### Problem
Count how many lines in this material contain "icon". The answer is that number alone.
** start Data supplied **
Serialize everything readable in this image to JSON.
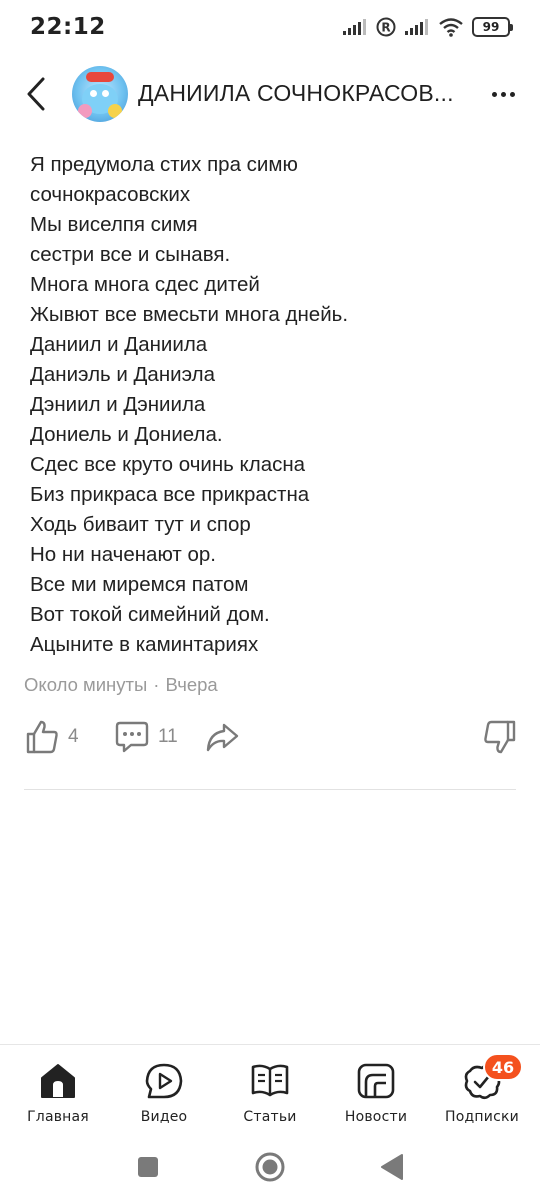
{
  "status_bar": {
    "time": "22:12",
    "battery": "99"
  },
  "header": {
    "title": "ДАНИИЛА СОЧНОКРАСОВ..."
  },
  "post": {
    "lines": [
      "Я предумола стих пра симю",
      "сочнокрасовских",
      "Мы виселпя симя",
      "сестри все и сынавя.",
      "Многа многа сдес дитей",
      "Жывют все вмесьти многа днейь.",
      "Даниил и Даниила",
      "Даниэль и Даниэла",
      "Дэниил и Дэниила",
      "Дониель и Дониела.",
      "Сдес все круто очинь класна",
      "Биз прикраса все прикрастна",
      "Ходь биваит тут и спор",
      "Но ни наченают ор.",
      "Все ми миремся патом",
      "Вот токой симейний дом.",
      "Ацыните в каминтариях"
    ],
    "read_time": "Около минуты",
    "separator": "·",
    "date": "Вчера"
  },
  "actions": {
    "likes": "4",
    "comments": "11"
  },
  "bottom_nav": {
    "items": [
      {
        "label": "Главная",
        "icon": "home-icon"
      },
      {
        "label": "Видео",
        "icon": "video-icon"
      },
      {
        "label": "Статьи",
        "icon": "articles-icon"
      },
      {
        "label": "Новости",
        "icon": "news-icon"
      },
      {
        "label": "Подписки",
        "icon": "subscriptions-icon"
      }
    ],
    "subscriptions_badge": "46"
  },
  "colors": {
    "badge": "#f4511e",
    "text": "#222222",
    "muted": "#9a9a9a"
  }
}
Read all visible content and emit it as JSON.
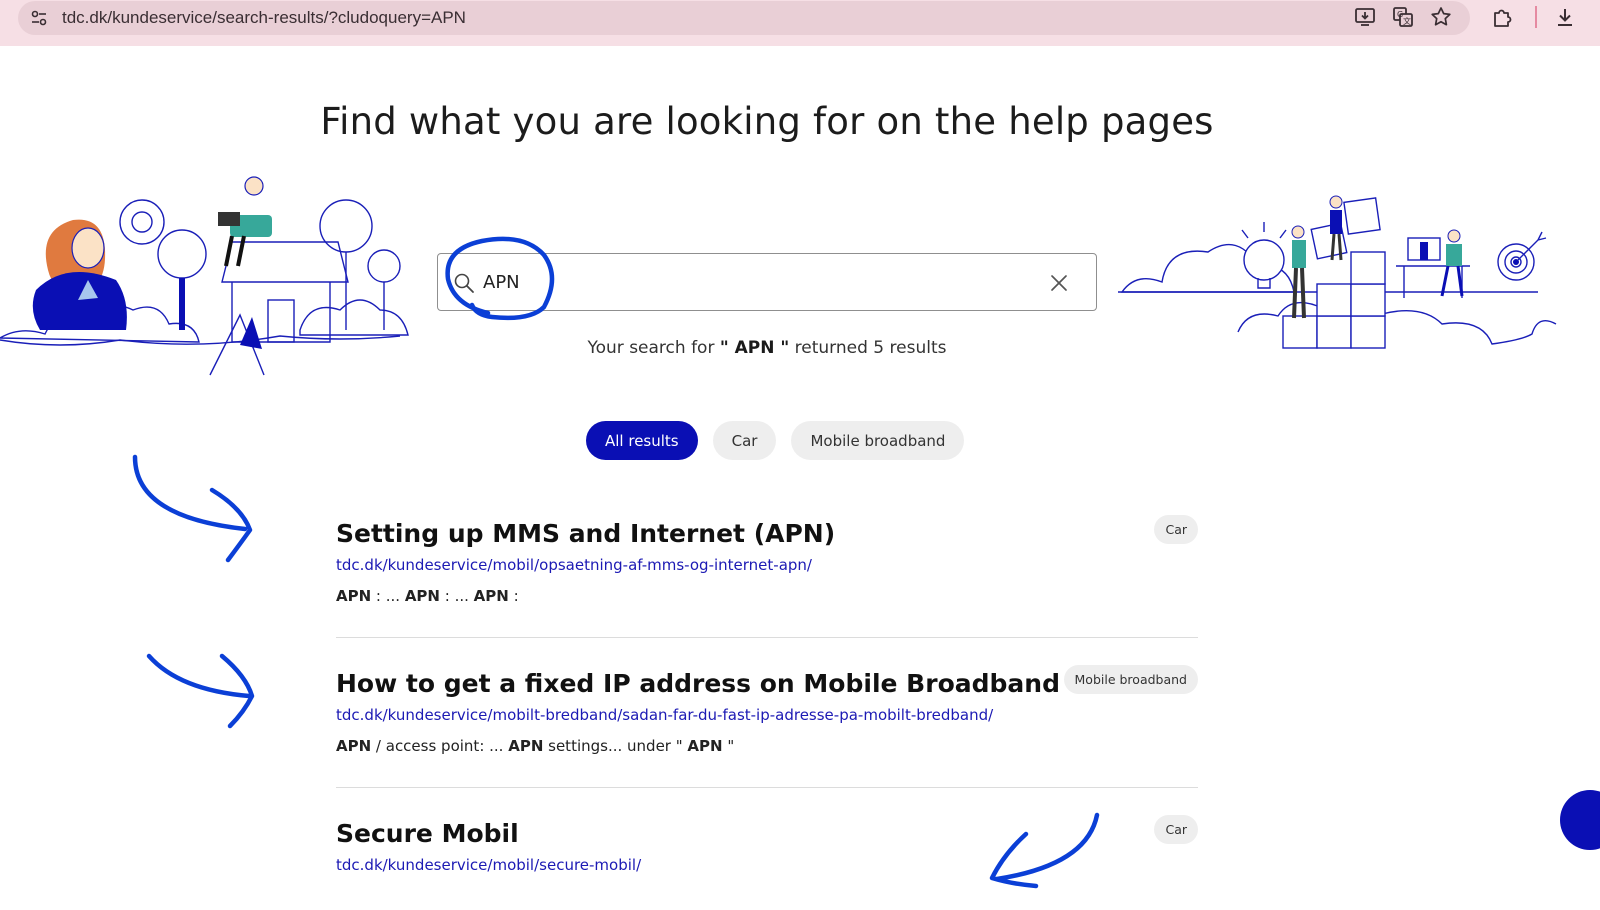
{
  "browser": {
    "url": "tdc.dk/kundeservice/search-results/?cludoquery=APN"
  },
  "page": {
    "title": "Find what you are looking for on the help pages"
  },
  "search": {
    "value": "APN",
    "summary_prefix": "Your search for",
    "summary_query": "\" APN \"",
    "summary_suffix": "returned 5 results"
  },
  "filters": [
    {
      "label": "All results",
      "active": true
    },
    {
      "label": "Car",
      "active": false
    },
    {
      "label": "Mobile broadband",
      "active": false
    }
  ],
  "results": [
    {
      "title": "Setting up MMS and Internet (APN)",
      "url": "tdc.dk/kundeservice/mobil/opsaetning-af-mms-og-internet-apn/",
      "snippet": [
        {
          "text": "APN",
          "bold": true
        },
        {
          "text": " : ... ",
          "bold": false
        },
        {
          "text": "APN",
          "bold": true
        },
        {
          "text": " : ... ",
          "bold": false
        },
        {
          "text": "APN",
          "bold": true
        },
        {
          "text": " :",
          "bold": false
        }
      ],
      "tag": "Car"
    },
    {
      "title": "How to get a fixed IP address on Mobile Broadband",
      "url": "tdc.dk/kundeservice/mobilt-bredband/sadan-far-du-fast-ip-adresse-pa-mobilt-bredband/",
      "snippet": [
        {
          "text": "APN",
          "bold": true
        },
        {
          "text": " / access point: ... ",
          "bold": false
        },
        {
          "text": "APN",
          "bold": true
        },
        {
          "text": " settings... under \" ",
          "bold": false
        },
        {
          "text": "APN",
          "bold": true
        },
        {
          "text": " \"",
          "bold": false
        }
      ],
      "tag": "Mobile broadband"
    },
    {
      "title": "Secure Mobil",
      "url": "tdc.dk/kundeservice/mobil/secure-mobil/",
      "snippet": [],
      "tag": "Car"
    }
  ],
  "colors": {
    "accent": "#0a0fb4",
    "link": "#1c1ab4",
    "annotation": "#0b3fd6"
  }
}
** end Data supplied **
### Task solution
5